■ Stored items ■
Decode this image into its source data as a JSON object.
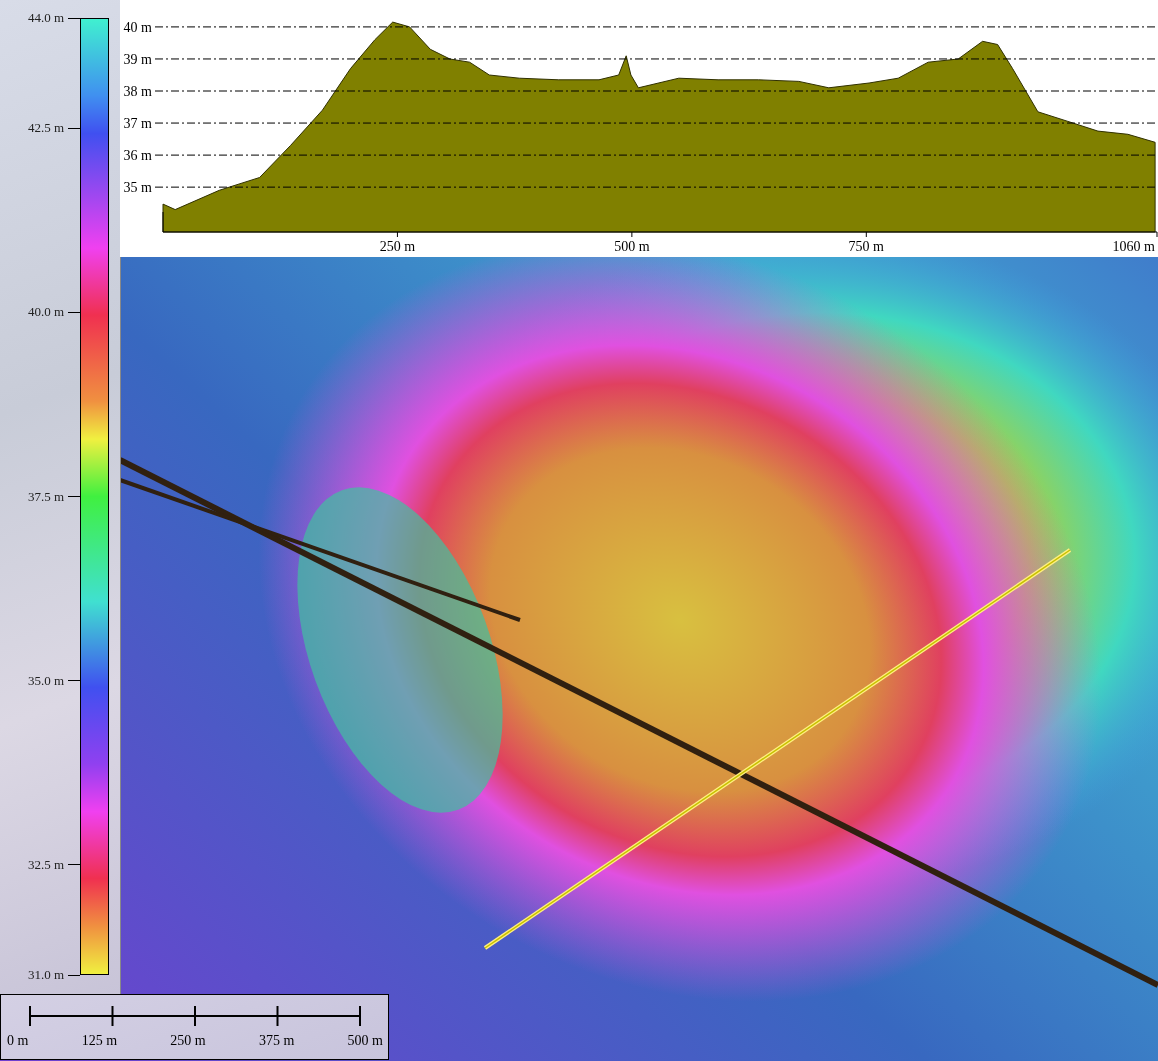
{
  "legend": {
    "ticks": [
      {
        "label": "44.0 m"
      },
      {
        "label": "42.5 m"
      },
      {
        "label": "40.0 m"
      },
      {
        "label": "37.5 m"
      },
      {
        "label": "35.0 m"
      },
      {
        "label": "32.5 m"
      },
      {
        "label": "31.0 m"
      }
    ]
  },
  "profile": {
    "chart_data": {
      "type": "area",
      "grid": true,
      "xlim": [
        0,
        1060
      ],
      "ylim": [
        33.6,
        40.84
      ],
      "x": [
        0,
        13,
        60,
        103,
        136,
        170,
        200,
        226,
        245,
        263,
        285,
        306,
        327,
        348,
        380,
        422,
        465,
        486,
        494,
        499,
        507,
        550,
        592,
        635,
        678,
        710,
        753,
        784,
        816,
        848,
        874,
        890,
        906,
        933,
        965,
        997,
        1029,
        1058
      ],
      "series": [
        {
          "color": "#808000",
          "values": [
            34.47,
            34.3,
            34.9,
            35.3,
            36.3,
            37.4,
            38.7,
            39.6,
            40.15,
            40.0,
            39.3,
            39.0,
            38.9,
            38.5,
            38.4,
            38.35,
            38.35,
            38.5,
            39.1,
            38.5,
            38.1,
            38.4,
            38.35,
            38.35,
            38.3,
            38.1,
            38.25,
            38.4,
            38.9,
            39.0,
            39.55,
            39.45,
            38.7,
            37.35,
            37.05,
            36.75,
            36.65,
            36.4
          ]
        }
      ],
      "xticks": [
        {
          "value": 250,
          "label": "250 m"
        },
        {
          "value": 500,
          "label": "500 m"
        },
        {
          "value": 750,
          "label": "750 m"
        },
        {
          "value": 1060,
          "label": "1060 m"
        }
      ],
      "yticks": [
        {
          "value": 35,
          "label": "35 m"
        },
        {
          "value": 36,
          "label": "36 m"
        },
        {
          "value": 37,
          "label": "37 m"
        },
        {
          "value": 38,
          "label": "38 m"
        },
        {
          "value": 39,
          "label": "39 m"
        },
        {
          "value": 40,
          "label": "40 m"
        }
      ]
    }
  },
  "scale_bar": {
    "labels": [
      "0 m",
      "125 m",
      "250 m",
      "375 m",
      "500 m"
    ]
  }
}
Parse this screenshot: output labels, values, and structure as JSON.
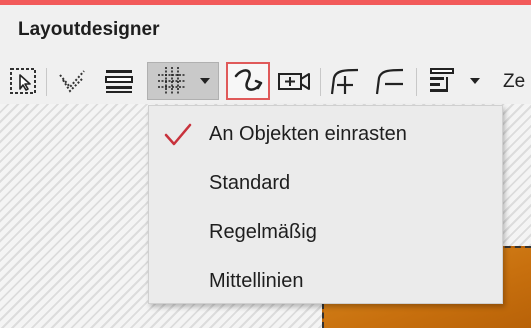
{
  "colors": {
    "window_accent": "#f25a5a",
    "active_tool_border": "#e05a5a",
    "check_mark": "#c8323c",
    "canvas_object": "#d07a14"
  },
  "window": {
    "title": "Layoutdesigner"
  },
  "toolbar": {
    "tools": [
      {
        "icon": "selection-arrow-icon",
        "active": false
      },
      {
        "icon": "guide-lines-icon",
        "active": false
      },
      {
        "icon": "stack-lines-icon",
        "active": false
      },
      {
        "icon": "grid-snap-icon",
        "active": true,
        "has_dropdown": true
      },
      {
        "icon": "curve-path-icon",
        "active": true
      },
      {
        "icon": "camera-icon",
        "active": false
      },
      {
        "icon": "curve-add-icon",
        "active": false
      },
      {
        "icon": "curve-remove-icon",
        "active": false
      },
      {
        "icon": "text-align-icon",
        "active": false,
        "has_dropdown": true
      }
    ],
    "overflow_label": "Ze"
  },
  "snap_menu": {
    "items": [
      {
        "label": "An Objekten einrasten",
        "checked": true
      },
      {
        "label": "Standard",
        "checked": false
      },
      {
        "label": "Regelmäßig",
        "checked": false
      },
      {
        "label": "Mittellinien",
        "checked": false
      }
    ]
  }
}
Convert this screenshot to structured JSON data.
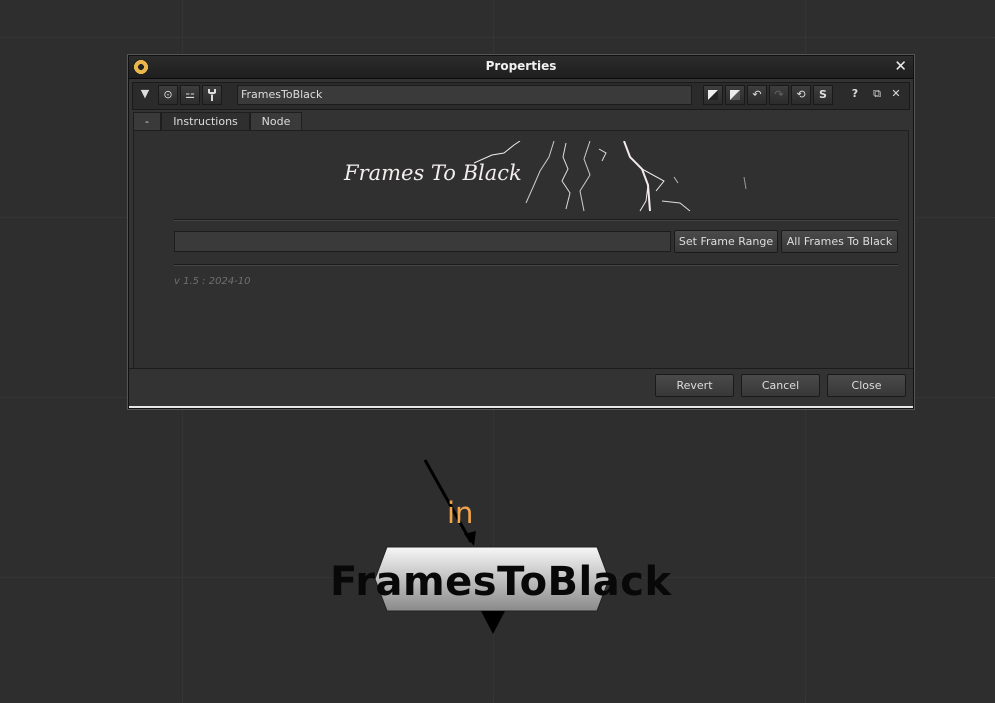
{
  "window": {
    "title": "Properties",
    "close_glyph": "✕",
    "logo_icon": "nuke-icon"
  },
  "toolbar": {
    "collapse_glyph": "▼",
    "node_name": "FramesToBlack",
    "buttons": [
      {
        "name": "center-node-icon",
        "glyph": "⊙"
      },
      {
        "name": "input-toggle-icon",
        "glyph": "⚍"
      },
      {
        "name": "settings-wrench-icon",
        "glyph": "🔧"
      }
    ],
    "right_buttons": [
      {
        "name": "knob-default-icon",
        "glyph": "◩"
      },
      {
        "name": "knob-value-icon",
        "glyph": "◩"
      },
      {
        "name": "undo-icon",
        "glyph": "↶"
      },
      {
        "name": "redo-icon",
        "glyph": "↷"
      },
      {
        "name": "revert-icon",
        "glyph": "⟲"
      },
      {
        "name": "script-icon",
        "glyph": "S"
      },
      {
        "name": "help-icon",
        "glyph": "?"
      },
      {
        "name": "float-icon",
        "glyph": "⧉"
      },
      {
        "name": "close-panel-icon",
        "glyph": "✕"
      }
    ]
  },
  "tabs": [
    {
      "label": "-"
    },
    {
      "label": "Instructions"
    },
    {
      "label": "Node"
    }
  ],
  "main": {
    "banner_text": "Frames To Black",
    "frame_range_value": "",
    "set_frame_range_label": "Set Frame Range",
    "all_frames_label": "All Frames To Black",
    "version": "v 1.5 : 2024-10"
  },
  "footer": {
    "revert_label": "Revert",
    "cancel_label": "Cancel",
    "close_label": "Close"
  },
  "node": {
    "input_label": "in",
    "title": "FramesToBlack",
    "input_label_color": "#f1a54b"
  },
  "colors": {
    "background": "#2e2e2e",
    "window": "#333333",
    "accent": "#e8b64a"
  }
}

■ TASK GOAL ■
Copy each line of the records above that carries the word "this".

■ SOLVED EXERCISE ■
Decode this image into its source data as a JSON object.
Parse this screenshot: output labels, values, and structure as JSON.
Convert this screenshot to structured JSON data.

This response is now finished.